How many of the lines contain the string "Polarity"? Give the number, with no other words.
[START]
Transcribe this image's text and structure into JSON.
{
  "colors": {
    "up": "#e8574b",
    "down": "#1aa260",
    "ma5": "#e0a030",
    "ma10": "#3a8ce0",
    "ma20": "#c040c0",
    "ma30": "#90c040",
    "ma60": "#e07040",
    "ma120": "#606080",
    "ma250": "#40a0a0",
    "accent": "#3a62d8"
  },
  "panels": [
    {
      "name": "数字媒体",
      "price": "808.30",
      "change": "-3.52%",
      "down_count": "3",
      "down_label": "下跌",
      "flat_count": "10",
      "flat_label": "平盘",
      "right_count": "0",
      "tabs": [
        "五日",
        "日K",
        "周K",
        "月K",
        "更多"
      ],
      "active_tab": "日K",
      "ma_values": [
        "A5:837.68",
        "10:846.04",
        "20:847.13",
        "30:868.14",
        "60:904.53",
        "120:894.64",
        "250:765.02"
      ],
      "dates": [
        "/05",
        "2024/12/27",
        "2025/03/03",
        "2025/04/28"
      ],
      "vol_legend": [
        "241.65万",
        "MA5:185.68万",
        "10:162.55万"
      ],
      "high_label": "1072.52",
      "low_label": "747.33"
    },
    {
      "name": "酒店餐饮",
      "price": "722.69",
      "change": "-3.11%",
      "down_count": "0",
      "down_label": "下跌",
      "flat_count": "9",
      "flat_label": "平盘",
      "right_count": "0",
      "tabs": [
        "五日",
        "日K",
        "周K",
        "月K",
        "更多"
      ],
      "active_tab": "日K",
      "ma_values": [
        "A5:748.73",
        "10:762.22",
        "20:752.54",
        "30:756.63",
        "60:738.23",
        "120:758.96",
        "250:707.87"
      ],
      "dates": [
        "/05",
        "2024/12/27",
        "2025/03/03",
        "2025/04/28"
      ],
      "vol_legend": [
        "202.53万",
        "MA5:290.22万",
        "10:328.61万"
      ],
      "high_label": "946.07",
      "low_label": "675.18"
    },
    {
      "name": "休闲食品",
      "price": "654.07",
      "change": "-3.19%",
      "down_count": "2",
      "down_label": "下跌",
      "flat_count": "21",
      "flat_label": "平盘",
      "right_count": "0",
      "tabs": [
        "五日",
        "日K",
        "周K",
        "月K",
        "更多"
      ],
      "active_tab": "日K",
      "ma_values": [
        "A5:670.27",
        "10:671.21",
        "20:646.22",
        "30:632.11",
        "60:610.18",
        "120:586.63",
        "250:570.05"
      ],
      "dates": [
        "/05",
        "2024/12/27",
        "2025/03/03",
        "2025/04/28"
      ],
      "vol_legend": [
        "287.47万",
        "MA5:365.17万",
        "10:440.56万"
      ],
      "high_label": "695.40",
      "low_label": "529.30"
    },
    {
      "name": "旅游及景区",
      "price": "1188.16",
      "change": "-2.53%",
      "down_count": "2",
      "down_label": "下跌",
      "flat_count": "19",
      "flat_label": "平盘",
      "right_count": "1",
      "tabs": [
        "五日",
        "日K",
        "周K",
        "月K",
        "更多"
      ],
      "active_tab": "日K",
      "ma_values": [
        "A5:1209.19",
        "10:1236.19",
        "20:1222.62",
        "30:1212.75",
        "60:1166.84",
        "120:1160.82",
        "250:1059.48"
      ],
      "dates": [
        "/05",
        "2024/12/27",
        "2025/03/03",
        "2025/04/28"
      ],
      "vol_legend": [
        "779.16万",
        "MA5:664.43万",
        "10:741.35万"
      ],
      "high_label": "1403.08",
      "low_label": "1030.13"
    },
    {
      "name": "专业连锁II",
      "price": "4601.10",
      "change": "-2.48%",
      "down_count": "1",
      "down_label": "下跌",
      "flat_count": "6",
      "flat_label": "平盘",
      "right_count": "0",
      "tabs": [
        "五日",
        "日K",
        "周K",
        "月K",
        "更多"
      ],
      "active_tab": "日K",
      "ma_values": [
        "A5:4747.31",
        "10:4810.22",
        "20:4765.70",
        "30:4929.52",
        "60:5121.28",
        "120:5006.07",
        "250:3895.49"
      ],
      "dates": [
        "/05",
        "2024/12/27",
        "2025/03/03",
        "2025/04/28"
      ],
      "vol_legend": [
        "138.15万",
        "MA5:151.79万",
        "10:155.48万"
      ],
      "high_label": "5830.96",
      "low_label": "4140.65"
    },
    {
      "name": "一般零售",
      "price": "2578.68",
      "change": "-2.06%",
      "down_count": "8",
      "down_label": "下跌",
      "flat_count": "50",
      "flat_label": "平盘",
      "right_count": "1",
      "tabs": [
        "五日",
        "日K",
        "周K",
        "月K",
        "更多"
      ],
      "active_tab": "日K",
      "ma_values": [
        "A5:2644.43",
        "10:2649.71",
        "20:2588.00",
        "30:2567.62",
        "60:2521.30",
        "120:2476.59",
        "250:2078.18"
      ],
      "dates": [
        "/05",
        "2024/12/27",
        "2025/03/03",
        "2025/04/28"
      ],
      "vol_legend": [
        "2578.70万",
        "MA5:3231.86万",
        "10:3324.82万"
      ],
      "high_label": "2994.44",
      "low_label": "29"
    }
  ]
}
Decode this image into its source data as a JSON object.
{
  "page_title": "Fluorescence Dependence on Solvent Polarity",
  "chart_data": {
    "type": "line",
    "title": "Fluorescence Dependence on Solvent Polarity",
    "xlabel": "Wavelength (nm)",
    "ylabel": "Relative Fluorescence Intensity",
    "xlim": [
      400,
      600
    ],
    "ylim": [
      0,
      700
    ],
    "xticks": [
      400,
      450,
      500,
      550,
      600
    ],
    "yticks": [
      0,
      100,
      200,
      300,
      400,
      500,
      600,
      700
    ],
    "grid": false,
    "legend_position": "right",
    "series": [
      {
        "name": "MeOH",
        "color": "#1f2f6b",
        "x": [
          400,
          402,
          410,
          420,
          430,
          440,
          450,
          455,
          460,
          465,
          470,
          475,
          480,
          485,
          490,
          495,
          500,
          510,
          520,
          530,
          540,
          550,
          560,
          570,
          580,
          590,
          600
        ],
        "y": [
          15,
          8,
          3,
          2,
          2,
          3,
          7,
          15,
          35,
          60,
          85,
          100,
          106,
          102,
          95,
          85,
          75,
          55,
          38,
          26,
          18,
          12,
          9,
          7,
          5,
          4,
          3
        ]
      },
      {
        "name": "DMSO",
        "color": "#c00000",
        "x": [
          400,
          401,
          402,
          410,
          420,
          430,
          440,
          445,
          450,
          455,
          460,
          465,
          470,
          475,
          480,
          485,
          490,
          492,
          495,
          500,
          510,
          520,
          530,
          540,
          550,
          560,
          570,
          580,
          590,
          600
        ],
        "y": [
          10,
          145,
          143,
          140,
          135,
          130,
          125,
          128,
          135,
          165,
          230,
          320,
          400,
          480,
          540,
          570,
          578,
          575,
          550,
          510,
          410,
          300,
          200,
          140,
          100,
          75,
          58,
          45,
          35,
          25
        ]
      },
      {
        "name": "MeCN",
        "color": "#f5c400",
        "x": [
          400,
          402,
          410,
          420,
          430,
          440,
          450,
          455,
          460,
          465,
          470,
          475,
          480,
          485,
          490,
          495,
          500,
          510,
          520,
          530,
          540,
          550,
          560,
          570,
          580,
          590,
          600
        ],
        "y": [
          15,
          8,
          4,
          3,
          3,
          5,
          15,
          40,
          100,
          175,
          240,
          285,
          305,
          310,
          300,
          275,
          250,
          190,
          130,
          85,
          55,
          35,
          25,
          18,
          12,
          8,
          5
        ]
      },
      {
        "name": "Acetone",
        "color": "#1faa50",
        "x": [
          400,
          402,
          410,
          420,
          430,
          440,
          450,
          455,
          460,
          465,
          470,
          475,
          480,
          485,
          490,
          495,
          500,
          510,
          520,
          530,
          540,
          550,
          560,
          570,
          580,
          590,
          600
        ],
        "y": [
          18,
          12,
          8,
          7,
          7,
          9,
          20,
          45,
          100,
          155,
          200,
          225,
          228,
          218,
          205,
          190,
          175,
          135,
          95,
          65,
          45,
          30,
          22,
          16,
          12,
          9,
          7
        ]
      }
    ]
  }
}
[END]
Task response » 2